■ **PASSAGE FOURNI**
________________
Veuillez, chez Monsieur, me donner une réponse définitive au plus tôt. Je tiens à ce que ce livre paraisse en octobre. Prenez connaissance de l’œuvre, laissez-moi choisir un titre bien simple
², et faites-moi à votre tour vos conditions. Dites-moi combien vous me donneriez pour la propriété de l’œuvre pendant un nombre fixé d’années. L’affaire peut être conclue en quelques jours, et c’est ce que je désire.
En deux mots, voici le sujet du roman : Camille et Thérèse, deux jeunes époux, introduisent Laurent dans leur intérieur. Laurent devient l’amant de Thérèse, et tous deux, poussés par la passion, noient Camille, pour se marier et goûter les joies d’une union légitime. Le roman est l’étude de cette union accomplie dans le meurtre ; les deux amants en arrivent à l’épouvante, à la haine, à la folie, et ils rêvent l’un et l’autre de se débarrasser d’un complice. Au dénouement, ils se suicident. L’œuvre est très dramatique, très poignante, et je compte sur un succès d’horreur.
Une prompte réponse, je vous prie.
Votre dévoué
Émile Zola »


1- Revue hebdomadaire illustrée (de 1831 à 1904), réputée pour avoir publié des estampes et des écrivains de qualité. Le roman, d’abord intitulé Un Mariage d’amour, avait préalablement été publié en feuilletons dans la revue.

2- Le 9 novembre 1867, A. Lacroix et Verboeckhoven, libraires-éditeurs, préviennent Zola qu’ils ont le bon à tirer du titre et de la couverture de Thérèse Raquin, ajoutant : « Nous avons supprimé le mot étude qui était, d’après nous, du plus mauvais effet sur la couverture et qui, d’un autre côté, aurait pu faire tort au volume, en ce sens qu’il pouvait faire croire que votre volume était une œuvre aride et trop sérieuse et éloigner par là toute une catégorie de lecteurs. En tout cas, ce sous-titre nous a paru inutile ; n’est-ce pas votre avis aussi ? »
________________
■ **EXTRAIT DE DONNÉES**
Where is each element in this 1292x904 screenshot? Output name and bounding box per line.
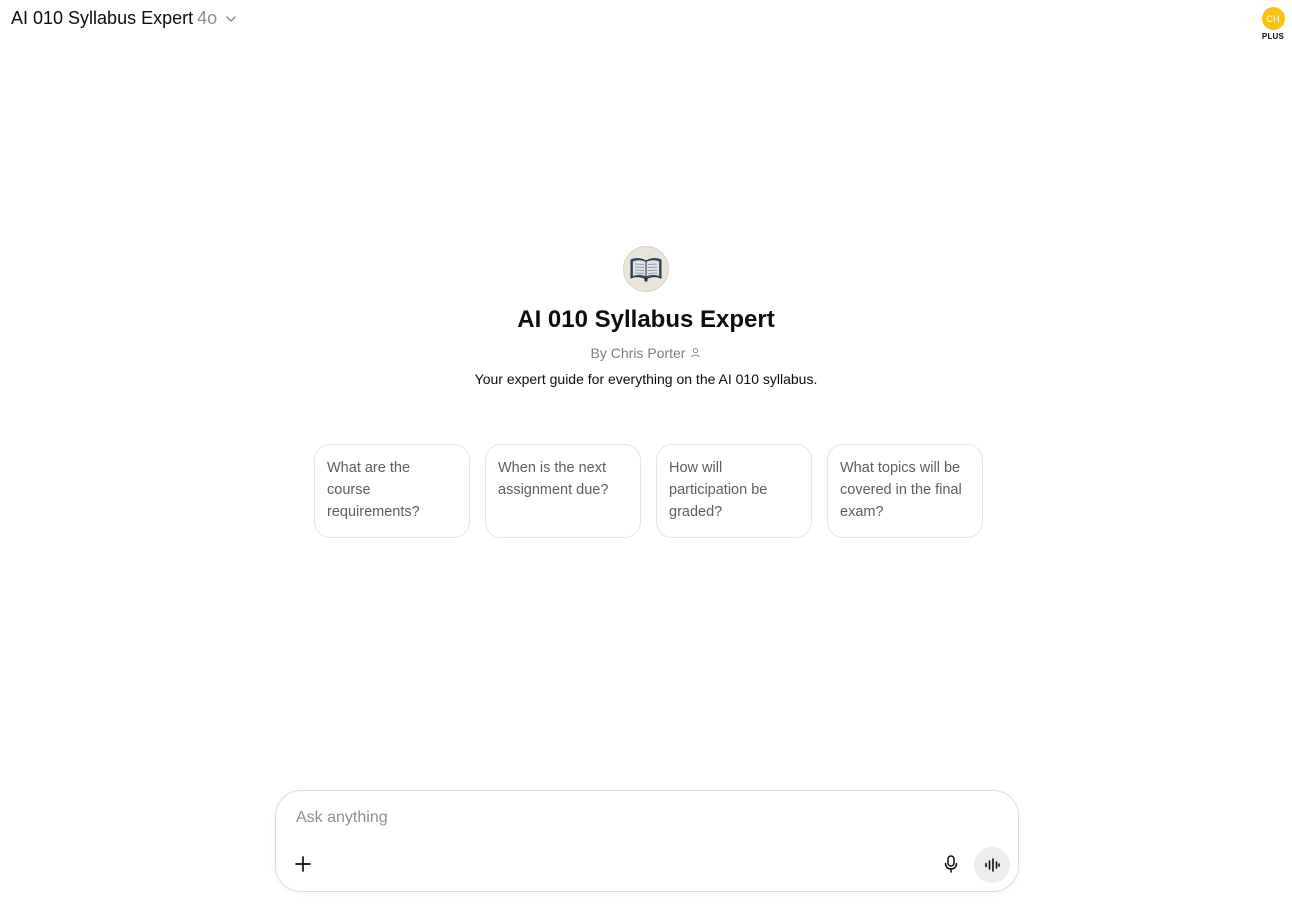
________________
■ **CONSIGNE**
Veuillez reproduire fidèlement la portion du passage fourni allant de « 1- Revue hebdomadaire » jusqu'à « dans la revue. » inclus.

■ **RÉPONSE RÉDIGÉE**
1- Revue hebdomadaire illustrée (de 1831 à 1904), réputée pour avoir publié des estampes et des écrivains de qualité. Le roman, d’abord intitulé Un Mariage d’amour, avait préalablement été publié en feuilletons dans la revue.